[Start of Attachment]
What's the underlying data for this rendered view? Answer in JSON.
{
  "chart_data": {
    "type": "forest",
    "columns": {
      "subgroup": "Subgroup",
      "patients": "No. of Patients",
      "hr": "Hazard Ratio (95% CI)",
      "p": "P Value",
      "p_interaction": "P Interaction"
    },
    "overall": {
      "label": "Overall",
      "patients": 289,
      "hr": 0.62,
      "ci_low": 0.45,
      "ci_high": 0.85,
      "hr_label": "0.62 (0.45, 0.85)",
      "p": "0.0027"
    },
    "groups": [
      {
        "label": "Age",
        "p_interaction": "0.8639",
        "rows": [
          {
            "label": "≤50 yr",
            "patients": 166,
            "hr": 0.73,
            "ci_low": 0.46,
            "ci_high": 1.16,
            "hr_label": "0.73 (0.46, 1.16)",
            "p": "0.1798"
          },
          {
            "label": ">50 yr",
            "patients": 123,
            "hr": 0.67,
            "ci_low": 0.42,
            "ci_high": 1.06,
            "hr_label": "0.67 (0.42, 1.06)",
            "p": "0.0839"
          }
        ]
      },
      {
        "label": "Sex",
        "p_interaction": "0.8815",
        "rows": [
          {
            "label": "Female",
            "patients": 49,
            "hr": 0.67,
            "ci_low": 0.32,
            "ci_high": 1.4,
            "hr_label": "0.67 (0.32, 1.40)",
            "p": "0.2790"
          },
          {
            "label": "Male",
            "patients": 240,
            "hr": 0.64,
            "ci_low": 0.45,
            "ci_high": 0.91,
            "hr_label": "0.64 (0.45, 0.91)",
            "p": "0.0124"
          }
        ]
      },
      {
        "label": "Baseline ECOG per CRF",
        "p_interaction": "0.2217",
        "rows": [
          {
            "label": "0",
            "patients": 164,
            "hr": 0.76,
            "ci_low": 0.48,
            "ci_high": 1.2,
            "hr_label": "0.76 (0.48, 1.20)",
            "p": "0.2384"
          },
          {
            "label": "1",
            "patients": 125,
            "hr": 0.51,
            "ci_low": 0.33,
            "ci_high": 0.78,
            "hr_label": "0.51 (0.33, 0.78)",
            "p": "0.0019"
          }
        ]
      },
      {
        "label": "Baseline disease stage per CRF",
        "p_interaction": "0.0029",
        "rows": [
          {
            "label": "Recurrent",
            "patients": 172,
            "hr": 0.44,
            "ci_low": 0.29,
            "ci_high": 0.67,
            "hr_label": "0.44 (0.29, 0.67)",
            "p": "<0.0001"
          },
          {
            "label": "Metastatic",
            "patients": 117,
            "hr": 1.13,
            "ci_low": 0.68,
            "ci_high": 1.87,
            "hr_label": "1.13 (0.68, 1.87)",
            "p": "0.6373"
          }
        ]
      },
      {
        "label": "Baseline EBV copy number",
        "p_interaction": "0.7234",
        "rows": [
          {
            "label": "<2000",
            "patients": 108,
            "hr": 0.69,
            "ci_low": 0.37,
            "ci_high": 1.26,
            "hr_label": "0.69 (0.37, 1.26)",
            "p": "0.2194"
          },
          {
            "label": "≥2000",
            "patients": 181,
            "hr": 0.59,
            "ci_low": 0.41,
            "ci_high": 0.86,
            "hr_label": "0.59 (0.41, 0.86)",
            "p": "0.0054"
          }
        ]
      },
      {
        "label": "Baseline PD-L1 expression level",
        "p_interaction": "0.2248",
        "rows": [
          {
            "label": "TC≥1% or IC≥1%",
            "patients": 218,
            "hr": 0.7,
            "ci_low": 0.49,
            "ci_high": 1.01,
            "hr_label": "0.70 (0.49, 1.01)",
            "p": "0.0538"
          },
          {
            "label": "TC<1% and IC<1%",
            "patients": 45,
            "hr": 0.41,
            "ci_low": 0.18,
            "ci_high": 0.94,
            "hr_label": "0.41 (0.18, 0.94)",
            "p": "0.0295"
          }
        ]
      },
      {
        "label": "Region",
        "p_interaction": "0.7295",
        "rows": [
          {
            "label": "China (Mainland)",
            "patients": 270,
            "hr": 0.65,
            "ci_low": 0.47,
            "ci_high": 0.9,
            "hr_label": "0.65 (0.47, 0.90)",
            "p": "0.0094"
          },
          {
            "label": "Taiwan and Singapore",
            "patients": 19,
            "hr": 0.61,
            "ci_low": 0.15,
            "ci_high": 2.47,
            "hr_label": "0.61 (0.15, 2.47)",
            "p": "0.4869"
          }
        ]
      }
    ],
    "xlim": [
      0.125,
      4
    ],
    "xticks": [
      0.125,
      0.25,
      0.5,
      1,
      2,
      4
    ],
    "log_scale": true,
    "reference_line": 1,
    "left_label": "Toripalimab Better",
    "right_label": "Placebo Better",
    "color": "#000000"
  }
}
[End of Attachment]
YOUR GOAL:
Give every entry once more, exactly as it reads.

OUTPUT OF THE TASK:
What's the underlying data for this rendered view? Answer in JSON.
{
  "chart_data": {
    "type": "forest",
    "columns": {
      "subgroup": "Subgroup",
      "patients": "No. of Patients",
      "hr": "Hazard Ratio (95% CI)",
      "p": "P Value",
      "p_interaction": "P Interaction"
    },
    "overall": {
      "label": "Overall",
      "patients": 289,
      "hr": 0.62,
      "ci_low": 0.45,
      "ci_high": 0.85,
      "hr_label": "0.62 (0.45, 0.85)",
      "p": "0.0027"
    },
    "groups": [
      {
        "label": "Age",
        "p_interaction": "0.8639",
        "rows": [
          {
            "label": "≤50 yr",
            "patients": 166,
            "hr": 0.73,
            "ci_low": 0.46,
            "ci_high": 1.16,
            "hr_label": "0.73 (0.46, 1.16)",
            "p": "0.1798"
          },
          {
            "label": ">50 yr",
            "patients": 123,
            "hr": 0.67,
            "ci_low": 0.42,
            "ci_high": 1.06,
            "hr_label": "0.67 (0.42, 1.06)",
            "p": "0.0839"
          }
        ]
      },
      {
        "label": "Sex",
        "p_interaction": "0.8815",
        "rows": [
          {
            "label": "Female",
            "patients": 49,
            "hr": 0.67,
            "ci_low": 0.32,
            "ci_high": 1.4,
            "hr_label": "0.67 (0.32, 1.40)",
            "p": "0.2790"
          },
          {
            "label": "Male",
            "patients": 240,
            "hr": 0.64,
            "ci_low": 0.45,
            "ci_high": 0.91,
            "hr_label": "0.64 (0.45, 0.91)",
            "p": "0.0124"
          }
        ]
      },
      {
        "label": "Baseline ECOG per CRF",
        "p_interaction": "0.2217",
        "rows": [
          {
            "label": "0",
            "patients": 164,
            "hr": 0.76,
            "ci_low": 0.48,
            "ci_high": 1.2,
            "hr_label": "0.76 (0.48, 1.20)",
            "p": "0.2384"
          },
          {
            "label": "1",
            "patients": 125,
            "hr": 0.51,
            "ci_low": 0.33,
            "ci_high": 0.78,
            "hr_label": "0.51 (0.33, 0.78)",
            "p": "0.0019"
          }
        ]
      },
      {
        "label": "Baseline disease stage per CRF",
        "p_interaction": "0.0029",
        "rows": [
          {
            "label": "Recurrent",
            "patients": 172,
            "hr": 0.44,
            "ci_low": 0.29,
            "ci_high": 0.67,
            "hr_label": "0.44 (0.29, 0.67)",
            "p": "<0.0001"
          },
          {
            "label": "Metastatic",
            "patients": 117,
            "hr": 1.13,
            "ci_low": 0.68,
            "ci_high": 1.87,
            "hr_label": "1.13 (0.68, 1.87)",
            "p": "0.6373"
          }
        ]
      },
      {
        "label": "Baseline EBV copy number",
        "p_interaction": "0.7234",
        "rows": [
          {
            "label": "<2000",
            "patients": 108,
            "hr": 0.69,
            "ci_low": 0.37,
            "ci_high": 1.26,
            "hr_label": "0.69 (0.37, 1.26)",
            "p": "0.2194"
          },
          {
            "label": "≥2000",
            "patients": 181,
            "hr": 0.59,
            "ci_low": 0.41,
            "ci_high": 0.86,
            "hr_label": "0.59 (0.41, 0.86)",
            "p": "0.0054"
          }
        ]
      },
      {
        "label": "Baseline PD-L1 expression level",
        "p_interaction": "0.2248",
        "rows": [
          {
            "label": "TC≥1% or IC≥1%",
            "patients": 218,
            "hr": 0.7,
            "ci_low": 0.49,
            "ci_high": 1.01,
            "hr_label": "0.70 (0.49, 1.01)",
            "p": "0.0538"
          },
          {
            "label": "TC<1% and IC<1%",
            "patients": 45,
            "hr": 0.41,
            "ci_low": 0.18,
            "ci_high": 0.94,
            "hr_label": "0.41 (0.18, 0.94)",
            "p": "0.0295"
          }
        ]
      },
      {
        "label": "Region",
        "p_interaction": "0.7295",
        "rows": [
          {
            "label": "China (Mainland)",
            "patients": 270,
            "hr": 0.65,
            "ci_low": 0.47,
            "ci_high": 0.9,
            "hr_label": "0.65 (0.47, 0.90)",
            "p": "0.0094"
          },
          {
            "label": "Taiwan and Singapore",
            "patients": 19,
            "hr": 0.61,
            "ci_low": 0.15,
            "ci_high": 2.47,
            "hr_label": "0.61 (0.15, 2.47)",
            "p": "0.4869"
          }
        ]
      }
    ],
    "xlim": [
      0.125,
      4
    ],
    "xticks": [
      0.125,
      0.25,
      0.5,
      1,
      2,
      4
    ],
    "log_scale": true,
    "reference_line": 1,
    "left_label": "Toripalimab Better",
    "right_label": "Placebo Better",
    "color": "#000000"
  }
}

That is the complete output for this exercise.